╭──

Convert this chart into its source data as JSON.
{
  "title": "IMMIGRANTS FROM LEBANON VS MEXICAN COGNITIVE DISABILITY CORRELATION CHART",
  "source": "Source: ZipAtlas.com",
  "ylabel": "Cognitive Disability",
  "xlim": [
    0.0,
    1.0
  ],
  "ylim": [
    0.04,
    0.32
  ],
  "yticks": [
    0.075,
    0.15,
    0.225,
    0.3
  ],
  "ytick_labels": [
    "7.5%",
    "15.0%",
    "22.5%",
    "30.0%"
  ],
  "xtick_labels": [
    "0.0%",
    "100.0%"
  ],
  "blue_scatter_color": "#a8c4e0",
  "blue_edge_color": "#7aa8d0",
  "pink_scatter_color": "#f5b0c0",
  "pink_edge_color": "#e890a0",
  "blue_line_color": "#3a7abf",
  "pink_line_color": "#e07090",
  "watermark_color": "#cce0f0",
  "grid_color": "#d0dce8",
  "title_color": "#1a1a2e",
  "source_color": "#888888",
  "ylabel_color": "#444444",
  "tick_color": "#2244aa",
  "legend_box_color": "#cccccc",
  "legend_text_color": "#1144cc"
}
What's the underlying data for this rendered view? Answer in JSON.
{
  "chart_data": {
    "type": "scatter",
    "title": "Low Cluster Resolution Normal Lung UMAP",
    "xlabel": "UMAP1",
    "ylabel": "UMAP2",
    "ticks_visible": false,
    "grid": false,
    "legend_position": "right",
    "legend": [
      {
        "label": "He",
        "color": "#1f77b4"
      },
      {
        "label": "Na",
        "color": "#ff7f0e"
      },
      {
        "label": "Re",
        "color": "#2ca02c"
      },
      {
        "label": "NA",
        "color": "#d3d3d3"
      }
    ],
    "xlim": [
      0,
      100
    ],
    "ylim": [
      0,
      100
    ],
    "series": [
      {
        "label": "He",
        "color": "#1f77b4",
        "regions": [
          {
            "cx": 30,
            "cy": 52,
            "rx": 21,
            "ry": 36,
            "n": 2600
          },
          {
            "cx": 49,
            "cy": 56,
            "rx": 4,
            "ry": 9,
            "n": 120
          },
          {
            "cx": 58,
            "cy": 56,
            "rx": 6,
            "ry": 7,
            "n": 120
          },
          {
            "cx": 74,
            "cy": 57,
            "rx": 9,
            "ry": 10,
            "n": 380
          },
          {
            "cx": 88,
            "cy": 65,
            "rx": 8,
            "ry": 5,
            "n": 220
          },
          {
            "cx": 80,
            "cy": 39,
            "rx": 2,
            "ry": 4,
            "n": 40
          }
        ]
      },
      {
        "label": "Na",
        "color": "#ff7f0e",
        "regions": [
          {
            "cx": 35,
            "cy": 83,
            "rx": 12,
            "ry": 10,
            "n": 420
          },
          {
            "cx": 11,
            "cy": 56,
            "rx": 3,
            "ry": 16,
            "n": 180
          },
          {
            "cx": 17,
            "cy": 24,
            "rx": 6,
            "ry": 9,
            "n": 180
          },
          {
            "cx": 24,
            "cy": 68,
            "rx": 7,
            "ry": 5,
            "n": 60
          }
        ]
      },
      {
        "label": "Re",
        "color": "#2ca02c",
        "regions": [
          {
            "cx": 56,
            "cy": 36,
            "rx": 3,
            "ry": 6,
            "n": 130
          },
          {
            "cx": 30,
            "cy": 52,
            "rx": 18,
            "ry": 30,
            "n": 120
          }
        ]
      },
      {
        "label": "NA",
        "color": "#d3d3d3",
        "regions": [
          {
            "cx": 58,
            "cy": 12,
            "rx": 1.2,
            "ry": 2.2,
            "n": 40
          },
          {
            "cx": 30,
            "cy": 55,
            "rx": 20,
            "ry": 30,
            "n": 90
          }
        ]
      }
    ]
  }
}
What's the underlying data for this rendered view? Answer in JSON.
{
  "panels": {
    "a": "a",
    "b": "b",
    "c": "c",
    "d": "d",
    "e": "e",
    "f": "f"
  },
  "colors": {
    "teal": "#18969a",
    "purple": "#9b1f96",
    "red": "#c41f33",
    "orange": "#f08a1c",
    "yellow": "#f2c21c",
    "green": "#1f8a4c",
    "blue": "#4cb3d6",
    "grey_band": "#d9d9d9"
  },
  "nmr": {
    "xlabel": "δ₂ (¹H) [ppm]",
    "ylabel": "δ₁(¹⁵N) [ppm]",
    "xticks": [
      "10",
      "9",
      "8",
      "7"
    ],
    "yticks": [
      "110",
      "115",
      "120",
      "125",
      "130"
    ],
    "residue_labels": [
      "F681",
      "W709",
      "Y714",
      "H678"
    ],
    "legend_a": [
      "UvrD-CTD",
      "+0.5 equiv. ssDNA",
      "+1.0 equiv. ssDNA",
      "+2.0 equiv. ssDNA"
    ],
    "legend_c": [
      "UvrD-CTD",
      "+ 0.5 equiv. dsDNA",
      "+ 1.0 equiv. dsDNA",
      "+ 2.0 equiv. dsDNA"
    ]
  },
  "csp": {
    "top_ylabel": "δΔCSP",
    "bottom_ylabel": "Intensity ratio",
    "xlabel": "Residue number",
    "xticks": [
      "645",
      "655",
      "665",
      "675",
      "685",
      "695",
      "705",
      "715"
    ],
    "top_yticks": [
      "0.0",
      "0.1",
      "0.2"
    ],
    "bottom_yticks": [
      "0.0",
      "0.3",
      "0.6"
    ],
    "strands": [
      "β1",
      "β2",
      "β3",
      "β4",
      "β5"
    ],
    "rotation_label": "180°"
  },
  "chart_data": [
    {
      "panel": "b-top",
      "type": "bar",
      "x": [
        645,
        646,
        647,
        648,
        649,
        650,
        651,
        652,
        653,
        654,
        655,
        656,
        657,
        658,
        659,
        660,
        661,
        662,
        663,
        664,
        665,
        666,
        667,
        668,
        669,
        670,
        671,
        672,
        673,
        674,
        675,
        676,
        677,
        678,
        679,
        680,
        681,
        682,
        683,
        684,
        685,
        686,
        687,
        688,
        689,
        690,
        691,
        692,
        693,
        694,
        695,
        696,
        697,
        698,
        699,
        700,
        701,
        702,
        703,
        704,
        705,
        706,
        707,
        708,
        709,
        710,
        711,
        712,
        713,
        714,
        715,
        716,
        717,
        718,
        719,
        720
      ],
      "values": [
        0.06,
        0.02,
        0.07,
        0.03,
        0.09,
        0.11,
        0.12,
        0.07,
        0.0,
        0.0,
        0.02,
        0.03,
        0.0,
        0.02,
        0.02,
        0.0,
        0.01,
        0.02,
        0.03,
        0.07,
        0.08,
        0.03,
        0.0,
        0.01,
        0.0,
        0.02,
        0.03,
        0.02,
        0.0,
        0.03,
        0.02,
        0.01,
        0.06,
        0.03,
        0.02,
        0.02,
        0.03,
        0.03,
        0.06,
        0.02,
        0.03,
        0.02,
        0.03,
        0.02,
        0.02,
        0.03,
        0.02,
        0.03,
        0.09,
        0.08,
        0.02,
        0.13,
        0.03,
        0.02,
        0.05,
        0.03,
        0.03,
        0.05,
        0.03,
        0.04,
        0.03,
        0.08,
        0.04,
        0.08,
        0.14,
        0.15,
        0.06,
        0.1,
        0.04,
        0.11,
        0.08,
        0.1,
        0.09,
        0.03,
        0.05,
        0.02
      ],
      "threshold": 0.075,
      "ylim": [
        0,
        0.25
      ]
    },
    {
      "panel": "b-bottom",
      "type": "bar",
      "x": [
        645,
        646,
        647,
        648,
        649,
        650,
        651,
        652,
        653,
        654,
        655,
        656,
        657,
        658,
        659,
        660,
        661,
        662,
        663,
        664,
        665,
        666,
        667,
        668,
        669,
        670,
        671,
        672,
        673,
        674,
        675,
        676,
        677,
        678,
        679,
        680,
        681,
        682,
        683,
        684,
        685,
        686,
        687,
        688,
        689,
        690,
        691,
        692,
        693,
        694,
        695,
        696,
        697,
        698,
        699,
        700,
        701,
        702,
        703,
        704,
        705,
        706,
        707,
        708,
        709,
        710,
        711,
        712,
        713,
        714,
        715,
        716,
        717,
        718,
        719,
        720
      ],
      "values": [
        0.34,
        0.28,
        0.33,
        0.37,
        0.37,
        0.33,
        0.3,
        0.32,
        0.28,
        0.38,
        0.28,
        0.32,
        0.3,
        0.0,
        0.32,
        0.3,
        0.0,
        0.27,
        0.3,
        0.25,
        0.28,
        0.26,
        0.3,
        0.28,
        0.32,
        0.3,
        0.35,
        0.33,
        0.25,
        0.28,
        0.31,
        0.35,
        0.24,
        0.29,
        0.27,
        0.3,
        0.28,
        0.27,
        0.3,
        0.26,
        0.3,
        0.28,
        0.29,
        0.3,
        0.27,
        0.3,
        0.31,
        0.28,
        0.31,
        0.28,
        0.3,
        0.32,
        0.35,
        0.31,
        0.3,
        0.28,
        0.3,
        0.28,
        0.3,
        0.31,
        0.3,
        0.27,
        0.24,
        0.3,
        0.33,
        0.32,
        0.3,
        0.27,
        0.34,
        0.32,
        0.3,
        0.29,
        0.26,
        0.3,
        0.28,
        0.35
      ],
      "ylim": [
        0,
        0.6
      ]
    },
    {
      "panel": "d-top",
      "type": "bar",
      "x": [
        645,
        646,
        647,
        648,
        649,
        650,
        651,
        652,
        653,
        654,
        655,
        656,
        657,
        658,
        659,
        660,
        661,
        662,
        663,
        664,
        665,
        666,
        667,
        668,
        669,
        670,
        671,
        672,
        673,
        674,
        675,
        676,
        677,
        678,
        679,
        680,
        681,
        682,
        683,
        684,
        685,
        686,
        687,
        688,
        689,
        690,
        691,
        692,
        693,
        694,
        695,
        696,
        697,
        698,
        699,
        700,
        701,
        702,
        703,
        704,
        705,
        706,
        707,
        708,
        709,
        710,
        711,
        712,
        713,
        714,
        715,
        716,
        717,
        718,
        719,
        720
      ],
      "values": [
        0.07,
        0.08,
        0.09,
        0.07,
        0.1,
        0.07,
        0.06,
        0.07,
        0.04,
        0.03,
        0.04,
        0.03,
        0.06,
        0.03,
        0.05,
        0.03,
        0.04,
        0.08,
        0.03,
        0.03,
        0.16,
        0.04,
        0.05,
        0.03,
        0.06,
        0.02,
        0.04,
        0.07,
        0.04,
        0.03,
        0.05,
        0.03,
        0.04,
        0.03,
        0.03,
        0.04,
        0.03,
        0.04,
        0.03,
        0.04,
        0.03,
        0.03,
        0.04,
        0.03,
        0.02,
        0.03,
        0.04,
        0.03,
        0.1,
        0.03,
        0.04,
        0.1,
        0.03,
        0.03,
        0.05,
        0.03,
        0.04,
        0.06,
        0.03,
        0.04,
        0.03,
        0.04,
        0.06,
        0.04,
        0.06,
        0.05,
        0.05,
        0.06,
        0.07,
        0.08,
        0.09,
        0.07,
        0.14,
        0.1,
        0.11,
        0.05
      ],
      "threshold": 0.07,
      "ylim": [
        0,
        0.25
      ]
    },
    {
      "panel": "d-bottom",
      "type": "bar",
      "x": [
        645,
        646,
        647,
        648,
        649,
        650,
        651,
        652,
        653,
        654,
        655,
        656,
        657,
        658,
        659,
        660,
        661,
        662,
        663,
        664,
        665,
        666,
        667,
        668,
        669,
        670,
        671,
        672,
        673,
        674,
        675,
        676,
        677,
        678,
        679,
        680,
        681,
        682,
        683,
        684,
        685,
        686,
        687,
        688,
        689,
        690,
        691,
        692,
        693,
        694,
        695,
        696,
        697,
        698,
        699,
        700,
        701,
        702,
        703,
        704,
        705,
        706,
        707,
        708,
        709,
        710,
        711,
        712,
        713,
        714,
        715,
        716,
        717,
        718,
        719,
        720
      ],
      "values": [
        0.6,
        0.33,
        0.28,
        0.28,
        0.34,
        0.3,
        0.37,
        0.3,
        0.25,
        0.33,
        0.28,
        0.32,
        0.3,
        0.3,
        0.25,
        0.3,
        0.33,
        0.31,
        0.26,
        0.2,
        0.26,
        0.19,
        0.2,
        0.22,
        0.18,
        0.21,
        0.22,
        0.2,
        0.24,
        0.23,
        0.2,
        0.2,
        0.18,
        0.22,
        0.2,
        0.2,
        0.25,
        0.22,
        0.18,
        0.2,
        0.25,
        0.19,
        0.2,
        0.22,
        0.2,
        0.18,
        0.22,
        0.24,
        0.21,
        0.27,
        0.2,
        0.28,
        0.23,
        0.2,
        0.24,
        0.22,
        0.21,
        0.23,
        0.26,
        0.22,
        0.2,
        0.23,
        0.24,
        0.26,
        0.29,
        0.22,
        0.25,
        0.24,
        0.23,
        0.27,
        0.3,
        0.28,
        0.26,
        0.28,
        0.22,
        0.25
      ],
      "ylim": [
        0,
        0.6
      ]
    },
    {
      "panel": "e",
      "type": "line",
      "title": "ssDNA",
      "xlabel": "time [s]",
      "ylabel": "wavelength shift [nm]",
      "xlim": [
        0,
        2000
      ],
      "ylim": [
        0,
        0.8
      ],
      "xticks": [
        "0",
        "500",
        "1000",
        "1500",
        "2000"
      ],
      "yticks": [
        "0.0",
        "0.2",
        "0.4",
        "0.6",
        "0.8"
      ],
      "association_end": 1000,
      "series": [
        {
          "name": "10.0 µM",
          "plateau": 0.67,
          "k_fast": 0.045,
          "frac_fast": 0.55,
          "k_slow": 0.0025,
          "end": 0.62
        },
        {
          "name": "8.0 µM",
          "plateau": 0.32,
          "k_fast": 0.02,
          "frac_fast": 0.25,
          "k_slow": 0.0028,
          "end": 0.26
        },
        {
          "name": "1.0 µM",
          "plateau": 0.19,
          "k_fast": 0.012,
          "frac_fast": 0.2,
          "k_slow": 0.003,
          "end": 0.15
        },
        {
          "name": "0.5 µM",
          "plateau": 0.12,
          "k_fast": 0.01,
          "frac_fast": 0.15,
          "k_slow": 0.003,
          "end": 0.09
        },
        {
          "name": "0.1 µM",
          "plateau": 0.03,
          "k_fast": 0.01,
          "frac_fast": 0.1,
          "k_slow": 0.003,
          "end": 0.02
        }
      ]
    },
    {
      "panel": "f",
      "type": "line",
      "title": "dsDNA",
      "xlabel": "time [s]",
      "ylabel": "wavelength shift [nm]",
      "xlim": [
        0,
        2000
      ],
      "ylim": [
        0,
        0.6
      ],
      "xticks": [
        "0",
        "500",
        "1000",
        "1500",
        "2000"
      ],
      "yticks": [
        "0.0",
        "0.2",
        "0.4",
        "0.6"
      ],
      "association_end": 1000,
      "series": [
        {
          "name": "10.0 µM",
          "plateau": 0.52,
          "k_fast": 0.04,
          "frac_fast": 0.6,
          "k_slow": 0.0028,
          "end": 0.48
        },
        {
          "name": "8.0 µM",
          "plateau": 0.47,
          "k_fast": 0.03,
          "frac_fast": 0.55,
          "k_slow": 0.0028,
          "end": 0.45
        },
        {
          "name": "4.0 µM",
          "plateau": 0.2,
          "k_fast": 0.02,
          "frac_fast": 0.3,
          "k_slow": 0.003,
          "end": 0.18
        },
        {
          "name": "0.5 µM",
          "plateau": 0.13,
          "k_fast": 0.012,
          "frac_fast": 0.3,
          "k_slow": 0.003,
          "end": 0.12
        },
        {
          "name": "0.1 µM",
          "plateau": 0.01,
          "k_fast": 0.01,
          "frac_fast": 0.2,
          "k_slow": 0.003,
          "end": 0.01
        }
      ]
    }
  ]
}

╰──

What this task involves: Pull out every line of the entries that includes the word "equiv".

Exercise solution:
      "+0.5 equiv. ssDNA",
      "+1.0 equiv. ssDNA",
      "+2.0 equiv. ssDNA"
      "+ 0.5 equiv. dsDNA",
      "+ 1.0 equiv. dsDNA",
      "+ 2.0 equiv. dsDNA"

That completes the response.